Data excerpts:
######
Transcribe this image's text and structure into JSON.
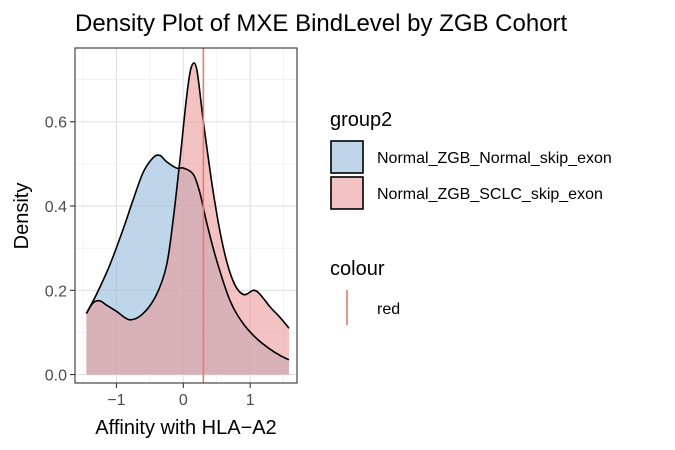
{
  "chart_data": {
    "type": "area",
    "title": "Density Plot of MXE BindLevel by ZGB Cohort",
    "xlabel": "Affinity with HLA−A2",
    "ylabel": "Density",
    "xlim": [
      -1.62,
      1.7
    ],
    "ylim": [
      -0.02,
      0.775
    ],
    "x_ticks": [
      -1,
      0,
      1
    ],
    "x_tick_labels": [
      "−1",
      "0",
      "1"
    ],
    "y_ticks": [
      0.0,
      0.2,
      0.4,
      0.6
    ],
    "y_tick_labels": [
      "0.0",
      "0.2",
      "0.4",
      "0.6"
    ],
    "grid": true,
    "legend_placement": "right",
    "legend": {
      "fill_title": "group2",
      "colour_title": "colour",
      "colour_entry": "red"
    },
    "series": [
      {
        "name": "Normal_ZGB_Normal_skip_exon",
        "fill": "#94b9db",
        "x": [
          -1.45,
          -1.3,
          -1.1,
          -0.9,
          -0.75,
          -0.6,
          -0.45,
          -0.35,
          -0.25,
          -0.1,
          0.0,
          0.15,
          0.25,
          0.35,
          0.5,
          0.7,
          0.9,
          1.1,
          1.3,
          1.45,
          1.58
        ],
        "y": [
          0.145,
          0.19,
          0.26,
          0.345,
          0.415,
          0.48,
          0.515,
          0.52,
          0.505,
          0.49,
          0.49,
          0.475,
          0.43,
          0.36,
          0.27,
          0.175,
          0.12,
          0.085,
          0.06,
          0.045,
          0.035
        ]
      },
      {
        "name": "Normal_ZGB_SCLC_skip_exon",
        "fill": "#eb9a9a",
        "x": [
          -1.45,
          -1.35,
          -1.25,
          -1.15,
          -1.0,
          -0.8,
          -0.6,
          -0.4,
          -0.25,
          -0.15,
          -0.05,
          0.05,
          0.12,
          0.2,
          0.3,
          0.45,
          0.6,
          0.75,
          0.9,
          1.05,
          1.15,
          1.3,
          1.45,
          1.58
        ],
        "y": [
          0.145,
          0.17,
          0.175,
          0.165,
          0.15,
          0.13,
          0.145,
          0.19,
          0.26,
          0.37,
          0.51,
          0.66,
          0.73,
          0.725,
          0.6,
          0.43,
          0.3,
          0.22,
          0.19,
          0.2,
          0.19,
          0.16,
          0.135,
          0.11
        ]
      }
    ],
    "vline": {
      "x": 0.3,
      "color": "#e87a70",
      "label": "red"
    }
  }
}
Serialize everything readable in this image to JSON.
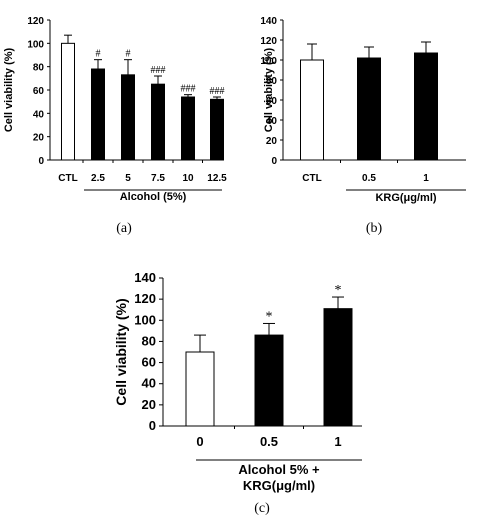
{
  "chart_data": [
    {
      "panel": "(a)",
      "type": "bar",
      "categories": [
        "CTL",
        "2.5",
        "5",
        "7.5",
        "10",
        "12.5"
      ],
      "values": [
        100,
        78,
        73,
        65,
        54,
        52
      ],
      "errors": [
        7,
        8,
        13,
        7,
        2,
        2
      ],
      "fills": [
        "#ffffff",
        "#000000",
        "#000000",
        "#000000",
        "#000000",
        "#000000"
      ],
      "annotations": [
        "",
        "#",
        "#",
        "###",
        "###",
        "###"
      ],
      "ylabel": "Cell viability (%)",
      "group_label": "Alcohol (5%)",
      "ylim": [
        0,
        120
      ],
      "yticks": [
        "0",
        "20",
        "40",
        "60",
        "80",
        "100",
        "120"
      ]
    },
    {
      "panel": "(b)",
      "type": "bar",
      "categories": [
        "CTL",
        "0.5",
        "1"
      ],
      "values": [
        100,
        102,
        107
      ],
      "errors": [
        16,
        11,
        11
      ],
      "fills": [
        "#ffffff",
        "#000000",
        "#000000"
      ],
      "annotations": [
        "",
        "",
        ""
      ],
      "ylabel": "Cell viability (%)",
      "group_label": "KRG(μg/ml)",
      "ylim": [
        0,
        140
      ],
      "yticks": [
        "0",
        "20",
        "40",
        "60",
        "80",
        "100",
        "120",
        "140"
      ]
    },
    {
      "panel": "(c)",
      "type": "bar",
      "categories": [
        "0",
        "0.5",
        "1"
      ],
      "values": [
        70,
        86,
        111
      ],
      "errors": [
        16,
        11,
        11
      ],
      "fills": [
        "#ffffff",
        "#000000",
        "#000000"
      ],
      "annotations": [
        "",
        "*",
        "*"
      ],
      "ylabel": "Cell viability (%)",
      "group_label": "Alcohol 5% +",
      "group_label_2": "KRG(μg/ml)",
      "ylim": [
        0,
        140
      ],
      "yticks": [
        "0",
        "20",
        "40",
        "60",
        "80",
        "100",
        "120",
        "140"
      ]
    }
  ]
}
######
Set down the material exactly, every line of it, except for the pictures.

Transcribe this image's text and structure into JSON.
{
  "chart_data": {
    "type": "area",
    "title": "Density Plot of MXE BindLevel by ZGB Cohort",
    "xlabel": "Affinity with HLA−A2",
    "ylabel": "Density",
    "xlim": [
      -1.62,
      1.7
    ],
    "ylim": [
      -0.02,
      0.775
    ],
    "x_ticks": [
      -1,
      0,
      1
    ],
    "x_tick_labels": [
      "−1",
      "0",
      "1"
    ],
    "y_ticks": [
      0.0,
      0.2,
      0.4,
      0.6
    ],
    "y_tick_labels": [
      "0.0",
      "0.2",
      "0.4",
      "0.6"
    ],
    "grid": true,
    "legend_placement": "right",
    "legend": {
      "fill_title": "group2",
      "colour_title": "colour",
      "colour_entry": "red"
    },
    "series": [
      {
        "name": "Normal_ZGB_Normal_skip_exon",
        "fill": "#94b9db",
        "x": [
          -1.45,
          -1.3,
          -1.1,
          -0.9,
          -0.75,
          -0.6,
          -0.45,
          -0.35,
          -0.25,
          -0.1,
          0.0,
          0.15,
          0.25,
          0.35,
          0.5,
          0.7,
          0.9,
          1.1,
          1.3,
          1.45,
          1.58
        ],
        "y": [
          0.145,
          0.19,
          0.26,
          0.345,
          0.415,
          0.48,
          0.515,
          0.52,
          0.505,
          0.49,
          0.49,
          0.475,
          0.43,
          0.36,
          0.27,
          0.175,
          0.12,
          0.085,
          0.06,
          0.045,
          0.035
        ]
      },
      {
        "name": "Normal_ZGB_SCLC_skip_exon",
        "fill": "#eb9a9a",
        "x": [
          -1.45,
          -1.35,
          -1.25,
          -1.15,
          -1.0,
          -0.8,
          -0.6,
          -0.4,
          -0.25,
          -0.15,
          -0.05,
          0.05,
          0.12,
          0.2,
          0.3,
          0.45,
          0.6,
          0.75,
          0.9,
          1.05,
          1.15,
          1.3,
          1.45,
          1.58
        ],
        "y": [
          0.145,
          0.17,
          0.175,
          0.165,
          0.15,
          0.13,
          0.145,
          0.19,
          0.26,
          0.37,
          0.51,
          0.66,
          0.73,
          0.725,
          0.6,
          0.43,
          0.3,
          0.22,
          0.19,
          0.2,
          0.19,
          0.16,
          0.135,
          0.11
        ]
      }
    ],
    "vline": {
      "x": 0.3,
      "color": "#e87a70",
      "label": "red"
    }
  }
}
Serialize everything readable in this image to JSON.
{
  "chart_data": [
    {
      "panel": "(a)",
      "type": "bar",
      "categories": [
        "CTL",
        "2.5",
        "5",
        "7.5",
        "10",
        "12.5"
      ],
      "values": [
        100,
        78,
        73,
        65,
        54,
        52
      ],
      "errors": [
        7,
        8,
        13,
        7,
        2,
        2
      ],
      "fills": [
        "#ffffff",
        "#000000",
        "#000000",
        "#000000",
        "#000000",
        "#000000"
      ],
      "annotations": [
        "",
        "#",
        "#",
        "###",
        "###",
        "###"
      ],
      "ylabel": "Cell viability (%)",
      "group_label": "Alcohol (5%)",
      "ylim": [
        0,
        120
      ],
      "yticks": [
        "0",
        "20",
        "40",
        "60",
        "80",
        "100",
        "120"
      ]
    },
    {
      "panel": "(b)",
      "type": "bar",
      "categories": [
        "CTL",
        "0.5",
        "1"
      ],
      "values": [
        100,
        102,
        107
      ],
      "errors": [
        16,
        11,
        11
      ],
      "fills": [
        "#ffffff",
        "#000000",
        "#000000"
      ],
      "annotations": [
        "",
        "",
        ""
      ],
      "ylabel": "Cell viability (%)",
      "group_label": "KRG(μg/ml)",
      "ylim": [
        0,
        140
      ],
      "yticks": [
        "0",
        "20",
        "40",
        "60",
        "80",
        "100",
        "120",
        "140"
      ]
    },
    {
      "panel": "(c)",
      "type": "bar",
      "categories": [
        "0",
        "0.5",
        "1"
      ],
      "values": [
        70,
        86,
        111
      ],
      "errors": [
        16,
        11,
        11
      ],
      "fills": [
        "#ffffff",
        "#000000",
        "#000000"
      ],
      "annotations": [
        "",
        "*",
        "*"
      ],
      "ylabel": "Cell viability (%)",
      "group_label": "Alcohol 5% +",
      "group_label_2": "KRG(μg/ml)",
      "ylim": [
        0,
        140
      ],
      "yticks": [
        "0",
        "20",
        "40",
        "60",
        "80",
        "100",
        "120",
        "140"
      ]
    }
  ]
}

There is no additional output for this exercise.